# START OF EXCERPTED DATA

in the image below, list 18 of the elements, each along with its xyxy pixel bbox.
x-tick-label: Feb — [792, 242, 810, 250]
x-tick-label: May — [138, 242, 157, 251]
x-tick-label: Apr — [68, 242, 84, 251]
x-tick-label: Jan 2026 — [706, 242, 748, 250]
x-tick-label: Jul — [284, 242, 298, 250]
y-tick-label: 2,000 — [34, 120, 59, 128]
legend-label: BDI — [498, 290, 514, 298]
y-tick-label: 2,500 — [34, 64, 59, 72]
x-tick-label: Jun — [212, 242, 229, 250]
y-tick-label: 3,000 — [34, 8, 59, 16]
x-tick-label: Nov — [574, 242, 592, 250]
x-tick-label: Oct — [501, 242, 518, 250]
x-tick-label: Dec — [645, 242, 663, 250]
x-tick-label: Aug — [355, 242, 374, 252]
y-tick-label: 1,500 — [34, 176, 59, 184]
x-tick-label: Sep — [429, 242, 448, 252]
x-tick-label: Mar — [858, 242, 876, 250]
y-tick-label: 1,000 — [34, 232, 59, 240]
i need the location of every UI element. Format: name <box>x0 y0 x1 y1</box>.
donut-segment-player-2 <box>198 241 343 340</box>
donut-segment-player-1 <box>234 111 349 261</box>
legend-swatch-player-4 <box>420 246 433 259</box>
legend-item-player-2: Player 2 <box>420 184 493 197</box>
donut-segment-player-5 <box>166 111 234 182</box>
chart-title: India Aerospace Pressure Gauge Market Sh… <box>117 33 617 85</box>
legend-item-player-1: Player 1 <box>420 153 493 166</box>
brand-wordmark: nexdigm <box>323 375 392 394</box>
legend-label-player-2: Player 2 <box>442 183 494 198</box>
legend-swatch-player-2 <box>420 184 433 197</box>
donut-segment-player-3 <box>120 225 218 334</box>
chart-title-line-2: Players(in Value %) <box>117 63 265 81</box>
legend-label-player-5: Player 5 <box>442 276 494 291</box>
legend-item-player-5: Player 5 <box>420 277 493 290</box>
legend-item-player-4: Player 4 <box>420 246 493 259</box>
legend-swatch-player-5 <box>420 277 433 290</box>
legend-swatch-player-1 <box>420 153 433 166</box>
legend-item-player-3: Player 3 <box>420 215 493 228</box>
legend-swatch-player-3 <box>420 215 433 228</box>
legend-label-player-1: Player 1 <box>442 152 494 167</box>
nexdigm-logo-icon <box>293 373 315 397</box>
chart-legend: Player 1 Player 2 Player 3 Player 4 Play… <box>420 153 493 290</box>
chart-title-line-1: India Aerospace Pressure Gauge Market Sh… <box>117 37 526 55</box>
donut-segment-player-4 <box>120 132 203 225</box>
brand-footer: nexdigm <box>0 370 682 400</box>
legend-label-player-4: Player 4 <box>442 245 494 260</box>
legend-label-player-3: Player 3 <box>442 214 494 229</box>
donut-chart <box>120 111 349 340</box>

# END OF EXCERPTED DATA

WORK TO DO:
Please copy the listing above line for line, without changing anything.

SOLUTION TO THE EXERCISE:
in the image below, list 18 of the elements, each along with its xyxy pixel bbox.
x-tick-label: Feb — [792, 242, 810, 250]
x-tick-label: May — [138, 242, 157, 251]
x-tick-label: Apr — [68, 242, 84, 251]
x-tick-label: Jan 2026 — [706, 242, 748, 250]
x-tick-label: Jul — [284, 242, 298, 250]
y-tick-label: 2,000 — [34, 120, 59, 128]
legend-label: BDI — [498, 290, 514, 298]
y-tick-label: 2,500 — [34, 64, 59, 72]
x-tick-label: Jun — [212, 242, 229, 250]
y-tick-label: 3,000 — [34, 8, 59, 16]
x-tick-label: Nov — [574, 242, 592, 250]
x-tick-label: Oct — [501, 242, 518, 250]
x-tick-label: Dec — [645, 242, 663, 250]
x-tick-label: Aug — [355, 242, 374, 252]
y-tick-label: 1,500 — [34, 176, 59, 184]
x-tick-label: Sep — [429, 242, 448, 252]
x-tick-label: Mar — [858, 242, 876, 250]
y-tick-label: 1,000 — [34, 232, 59, 240]
i need the location of every UI element. Format: name <box>x0 y0 x1 y1</box>.
donut-segment-player-2 <box>198 241 343 340</box>
donut-segment-player-1 <box>234 111 349 261</box>
legend-swatch-player-4 <box>420 246 433 259</box>
legend-item-player-2: Player 2 <box>420 184 493 197</box>
donut-segment-player-5 <box>166 111 234 182</box>
chart-title: India Aerospace Pressure Gauge Market Sh… <box>117 33 617 85</box>
legend-item-player-1: Player 1 <box>420 153 493 166</box>
brand-wordmark: nexdigm <box>323 375 392 394</box>
legend-label-player-2: Player 2 <box>442 183 494 198</box>
legend-swatch-player-2 <box>420 184 433 197</box>
donut-segment-player-3 <box>120 225 218 334</box>
chart-title-line-2: Players(in Value %) <box>117 63 265 81</box>
legend-label-player-5: Player 5 <box>442 276 494 291</box>
legend-item-player-5: Player 5 <box>420 277 493 290</box>
legend-item-player-4: Player 4 <box>420 246 493 259</box>
legend-swatch-player-5 <box>420 277 433 290</box>
legend-swatch-player-1 <box>420 153 433 166</box>
legend-item-player-3: Player 3 <box>420 215 493 228</box>
legend-swatch-player-3 <box>420 215 433 228</box>
legend-label-player-1: Player 1 <box>442 152 494 167</box>
nexdigm-logo-icon <box>293 373 315 397</box>
chart-legend: Player 1 Player 2 Player 3 Player 4 Play… <box>420 153 493 290</box>
chart-title-line-1: India Aerospace Pressure Gauge Market Sh… <box>117 37 526 55</box>
donut-segment-player-4 <box>120 132 203 225</box>
brand-footer: nexdigm <box>0 370 682 400</box>
legend-label-player-4: Player 4 <box>442 245 494 260</box>
legend-label-player-3: Player 3 <box>442 214 494 229</box>
donut-chart <box>120 111 349 340</box>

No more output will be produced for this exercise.